What the exercise asks: Output the lines of the records from the one containing "Output the text content of this document." through the last, both ends included. Leave pictures out.

Given records:
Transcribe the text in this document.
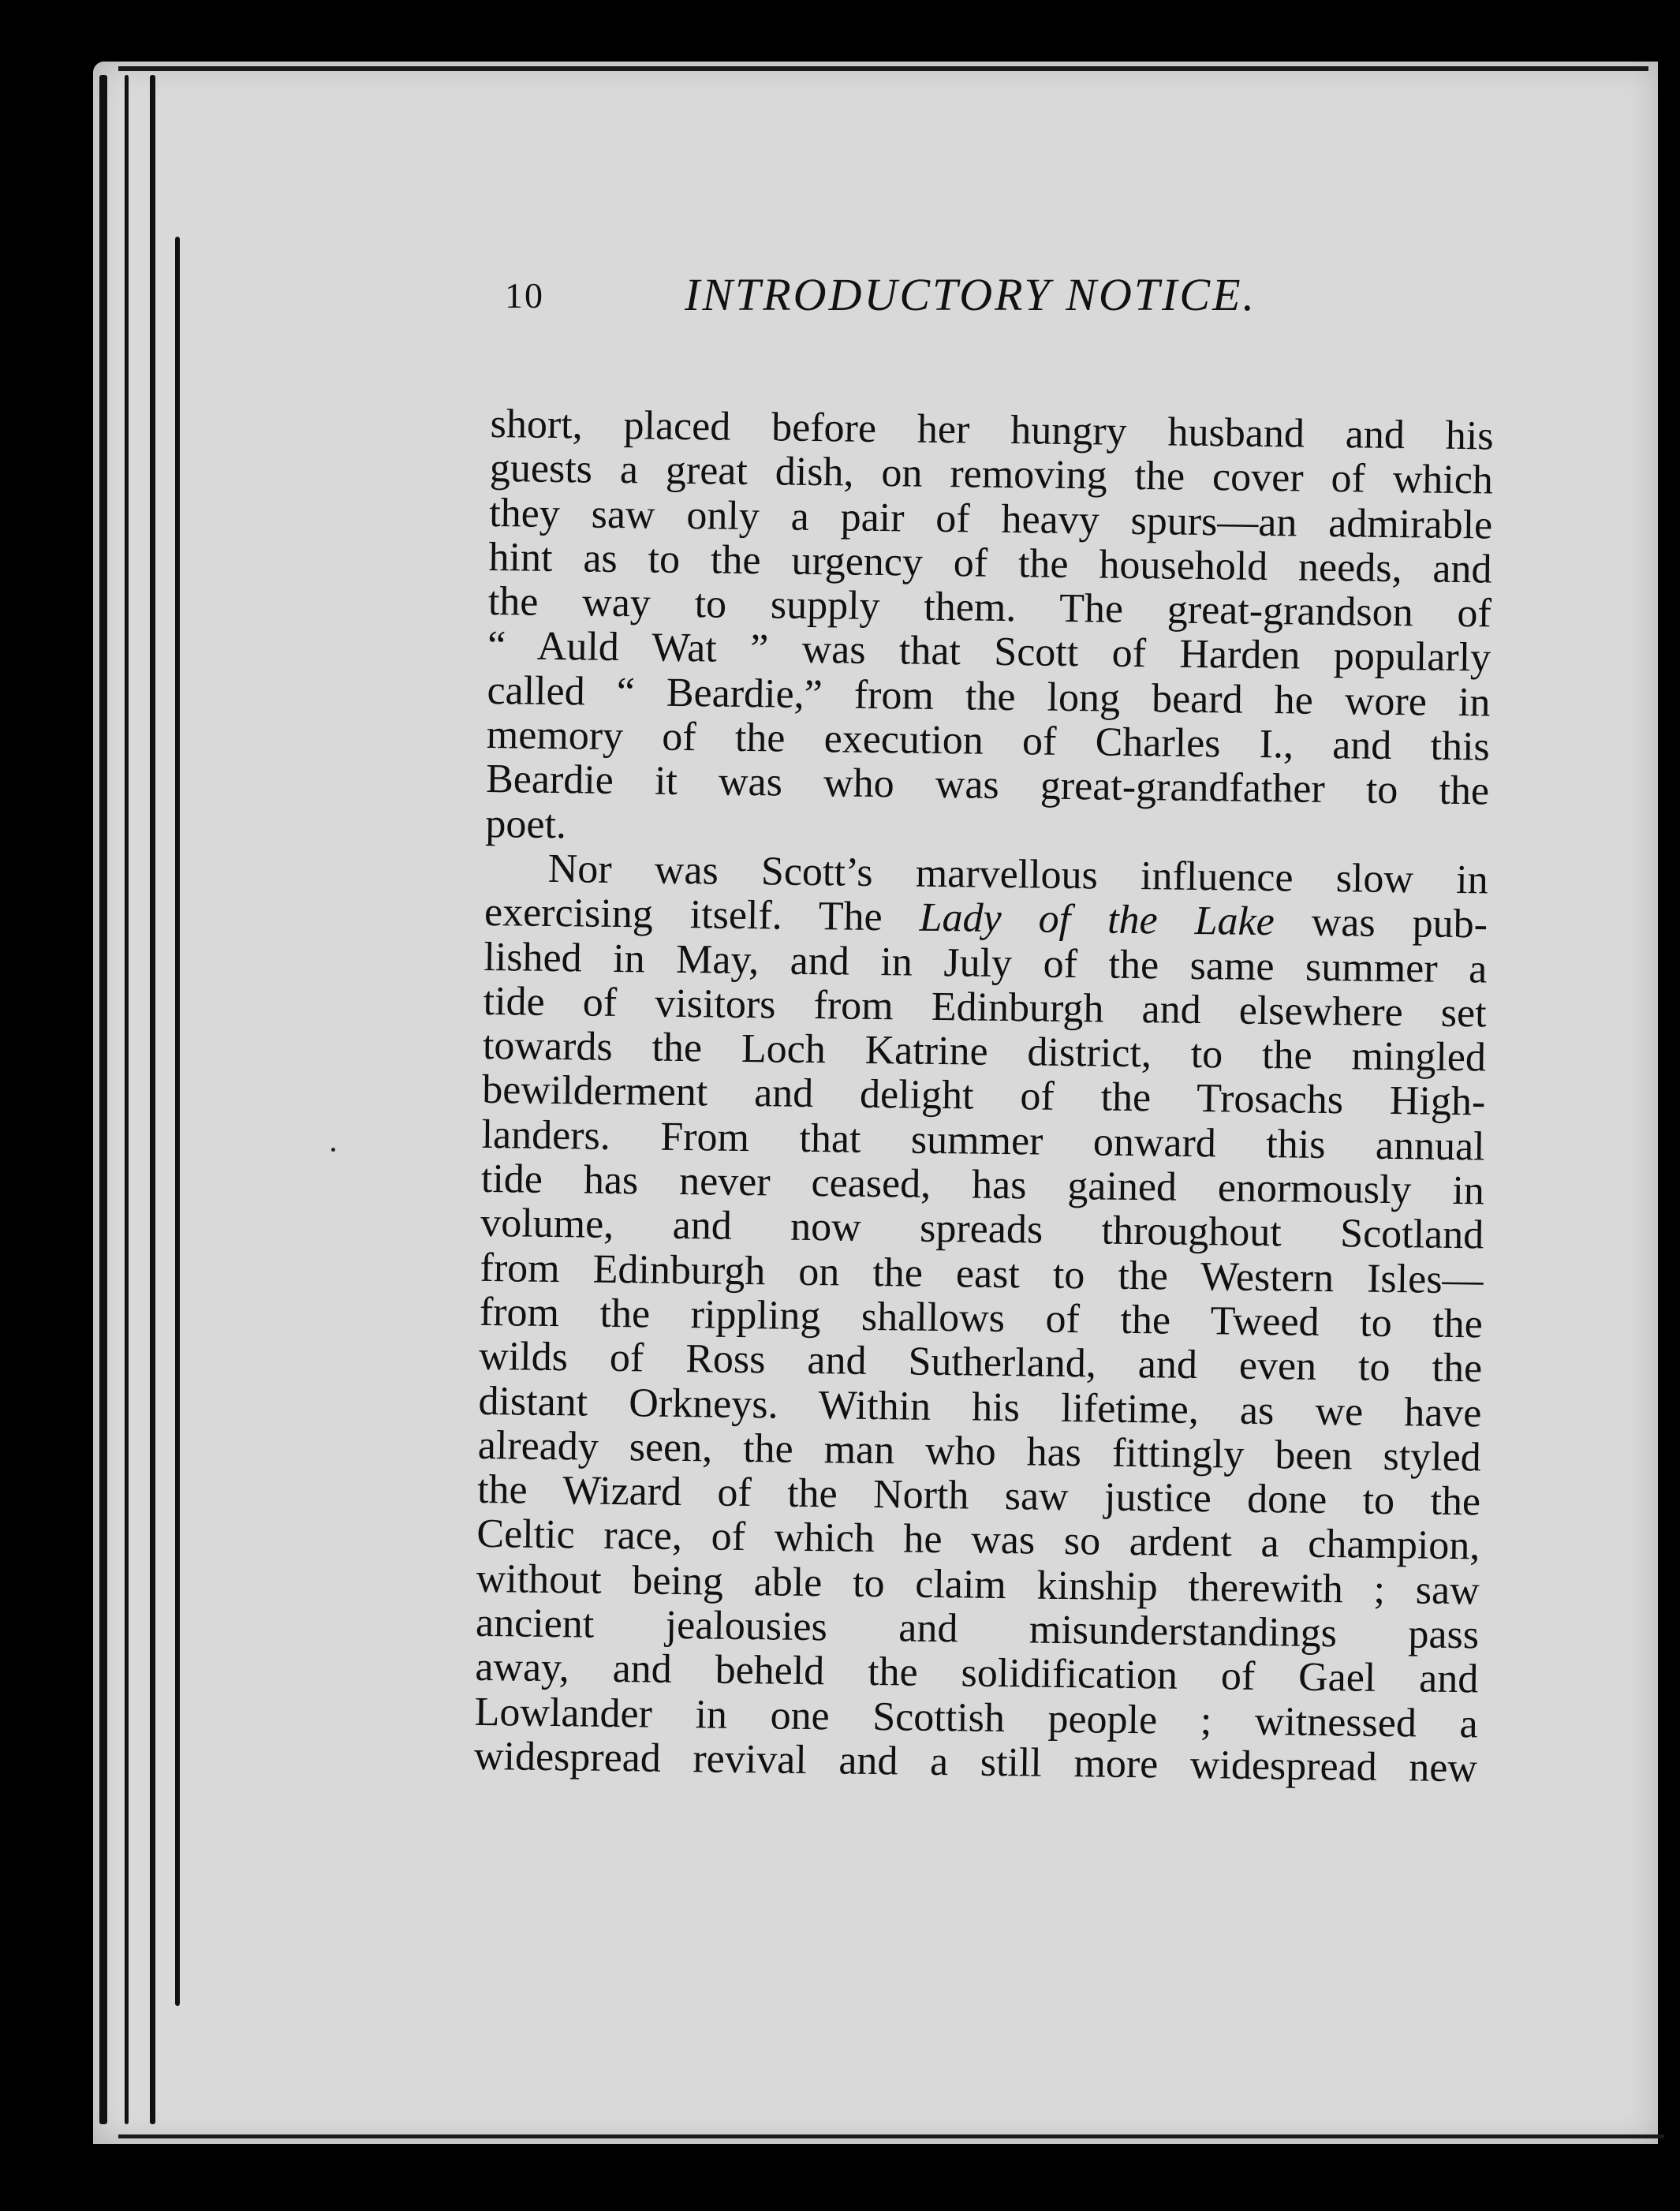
10	INTRODUCTORY NOTICE.
short, placed before her hungry husband and his
guests a great dish, on removing the cover of which
they saw only a pair of heavy spurs—an admirable
hint as to the urgency of the household needs, and
the way to supply them. The great-grandson of
“ Auld Wat ” was that Scott of Harden popularly
called “ Beardie,” from the long beard he wore in
memory of the execution of Charles I., and this
Beardie it was who was great-grandfather to the
poet.
Nor was Scott’s marvellous influence slow in
exercising itself. The Lady of the Lake was pub-
lished in May, and in July of the same summer a
tide of visitors from Edinburgh and elsewhere set
towards the Loch Katrine district, to the mingled
bewilderment and delight of the Trosachs High-
landers. From that summer onward this annual
tide has never ceased, has gained enormously in
volume, and now spreads throughout Scotland
from Edinburgh on the east to the Western Isles—
from the rippling shallows of the Tweed to the
wilds of Ross and Sutherland, and even to the
distant Orkneys. Within his lifetime, as we have
already seen, the man who has fittingly been styled
the Wizard of the North saw justice done to the
Celtic race, of which he was so ardent a champion,
without being able to claim kinship therewith ; saw
ancient jealousies and misunderstandings pass
away, and beheld the solidification of Gael and
Lowlander in one Scottish people ; witnessed a
widespread revival and a still more widespread new
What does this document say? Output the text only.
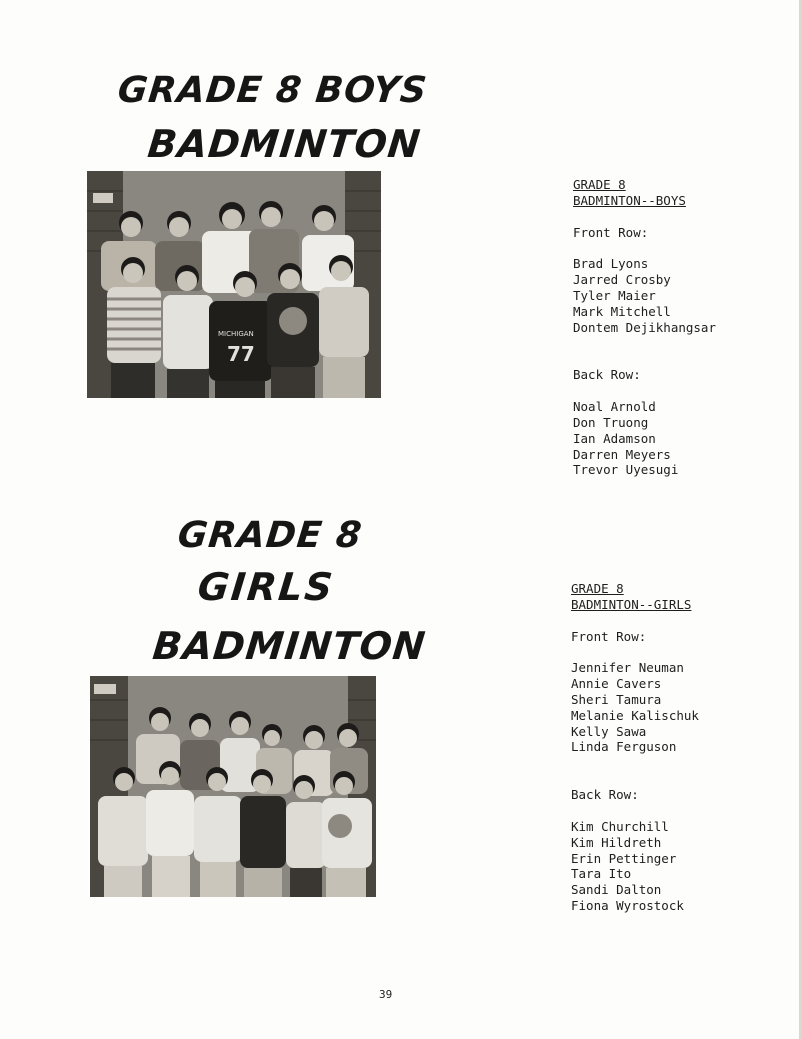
GRADE 8 BOYS
BADMINTON
MICHIGAN
77
GRADE 8
BADMINTON--BOYS
Front Row:
Brad Lyons
Jarred Crosby
Tyler Maier
Mark Mitchell
Dontem Dejikhangsar
Back Row:
Noal Arnold
Don Truong
Ian Adamson
Darren Meyers
Trevor Uyesugi
GRADE 8
GIRLS
BADMINTON
GRADE 8
BADMINTON--GIRLS
Front Row:
Jennifer Neuman
Annie Cavers
Sheri Tamura
Melanie Kalischuk
Kelly Sawa
Linda Ferguson
Back Row:
Kim Churchill
Kim Hildreth
Erin Pettinger
Tara Ito
Sandi Dalton
Fiona Wyrostock
39
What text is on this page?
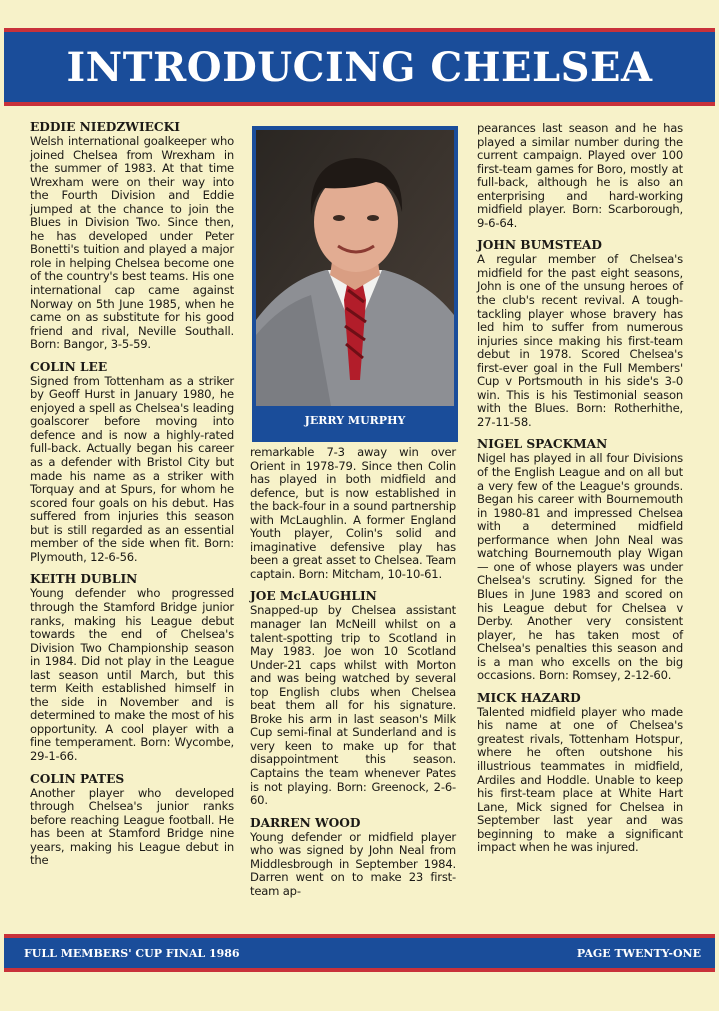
INTRODUCING CHELSEA
EDDIE NIEDZWIECKI

Welsh international goalkeeper who joined Chelsea from Wrexham in the summer of 1983. At that time Wrexham were on their way into the Fourth Division and Eddie jumped at the chance to join the Blues in Division Two. Since then, he has developed under Peter Bonetti's tuition and played a major role in helping Chelsea become one of the country's best teams. His one international cap came against Norway on 5th June 1985, when he came on as substitute for his good friend and rival, Neville Southall. Born: Bangor, 3-5-59.

COLIN LEE

Signed from Tottenham as a striker by Geoff Hurst in January 1980, he enjoyed a spell as Chelsea's leading goalscorer before moving into defence and is now a highly-rated full-back. Actually began his career as a defender with Bristol City but made his name as a striker with Torquay and at Spurs, for whom he scored four goals on his debut. Has suffered from injuries this season but is still regarded as an essential member of the side when fit. Born: Plymouth, 12-6-56.

KEITH DUBLIN

Young defender who progressed through the Stamford Bridge junior ranks, making his League debut towards the end of Chelsea's Division Two Championship season in 1984. Did not play in the League last season until March, but this term Keith established himself in the side in November and is determined to make the most of his opportunity. A cool player with a fine temperament. Born: Wycombe, 29-1-66.

COLIN PATES

Another player who developed through Chelsea's junior ranks before reaching League football. He has been at Stamford Bridge nine years, making his League debut in the

JERRY MURPHY

remarkable 7-3 away win over Orient in 1978-79. Since then Colin has played in both midfield and defence, but is now established in the back-four in a sound partnership with McLaughlin. A former England Youth player, Colin's solid and imaginative defensive play has been a great asset to Chelsea. Team captain. Born: Mitcham, 10-10-61.

JOE McLAUGHLIN

Snapped-up by Chelsea assistant manager Ian McNeill whilst on a talent-spotting trip to Scotland in May 1983. Joe won 10 Scotland Under-21 caps whilst with Morton and was being watched by several top English clubs when Chelsea beat them all for his signature. Broke his arm in last season's Milk Cup semi-final at Sunderland and is very keen to make up for that disappointment this season. Captains the team whenever Pates is not playing. Born: Greenock, 2-6-60.

DARREN WOOD

Young defender or midfield player who was signed by John Neal from Middlesbrough in September 1984. Darren went on to make 23 first-team ap-

pearances last season and he has played a similar number during the current campaign. Played over 100 first-team games for Boro, mostly at full-back, although he is also an enterprising and hard-working midfield player. Born: Scarborough, 9-6-64.

JOHN BUMSTEAD

A regular member of Chelsea's midfield for the past eight seasons, John is one of the unsung heroes of the club's recent revival. A tough-tackling player whose bravery has led him to suffer from numerous injuries since making his first-team debut in 1978. Scored Chelsea's first-ever goal in the Full Members' Cup v Portsmouth in his side's 3-0 win. This is his Testimonial season with the Blues. Born: Rotherhithe, 27-11-58.

NIGEL SPACKMAN

Nigel has played in all four Divisions of the English League and on all but a very few of the League's grounds. Began his career with Bournemouth in 1980-81 and impressed Chelsea with a determined midfield performance when John Neal was watching Bournemouth play Wigan — one of whose players was under Chelsea's scrutiny. Signed for the Blues in June 1983 and scored on his League debut for Chelsea v Derby. Another very consistent player, he has taken most of Chelsea's penalties this season and is a man who excells on the big occasions. Born: Romsey, 2-12-60.

MICK HAZARD

Talented midfield player who made his name at one of Chelsea's greatest rivals, Tottenham Hotspur, where he often outshone his illustrious teammates in midfield, Ardiles and Hoddle. Unable to keep his first-team place at White Hart Lane, Mick signed for Chelsea in September last year and was beginning to make a significant impact when he was injured.

FULL MEMBERS' CUP FINAL 1986	PAGE TWENTY-ONE
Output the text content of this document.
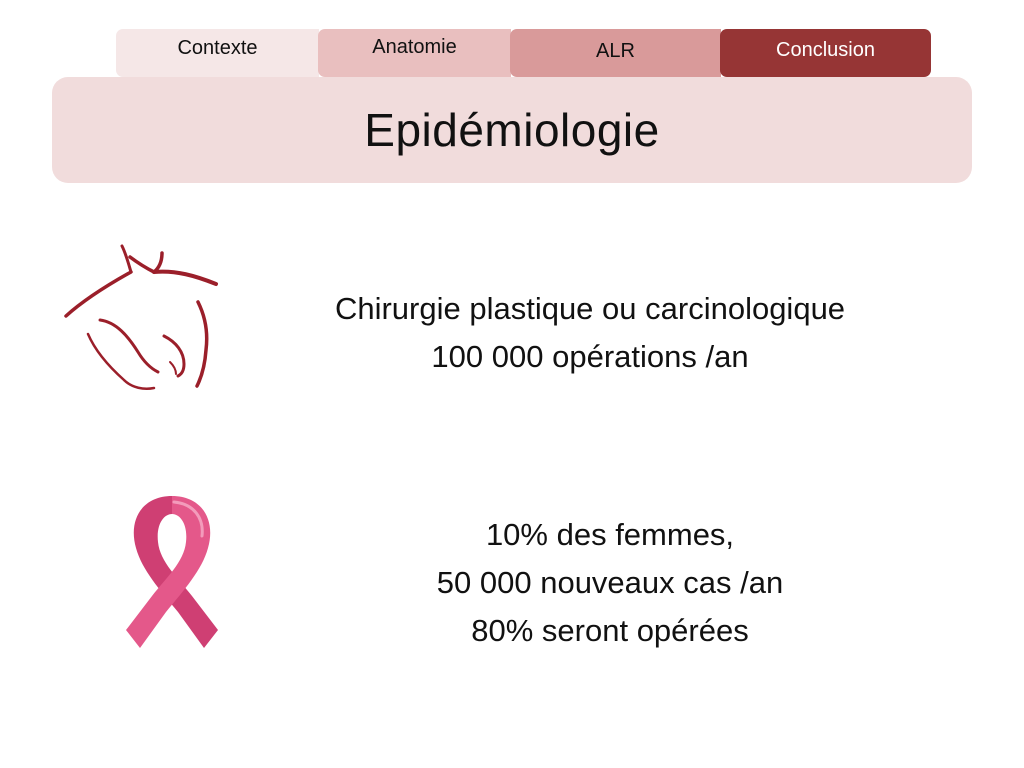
Contexte	Anatomie	ALR	Conclusion
Epidémiologie
Chirurgie plastique ou carcinologique
100 000 opérations /an
10% des femmes,
50 000 nouveaux cas /an
80% seront opérées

Task answer:
Output the text content of this document.
Contexte	Anatomie	ALR	Conclusion
Epidémiologie
Chirurgie plastique ou carcinologique
100 000 opérations /an
10% des femmes,
50 000 nouveaux cas /an
80% seront opérées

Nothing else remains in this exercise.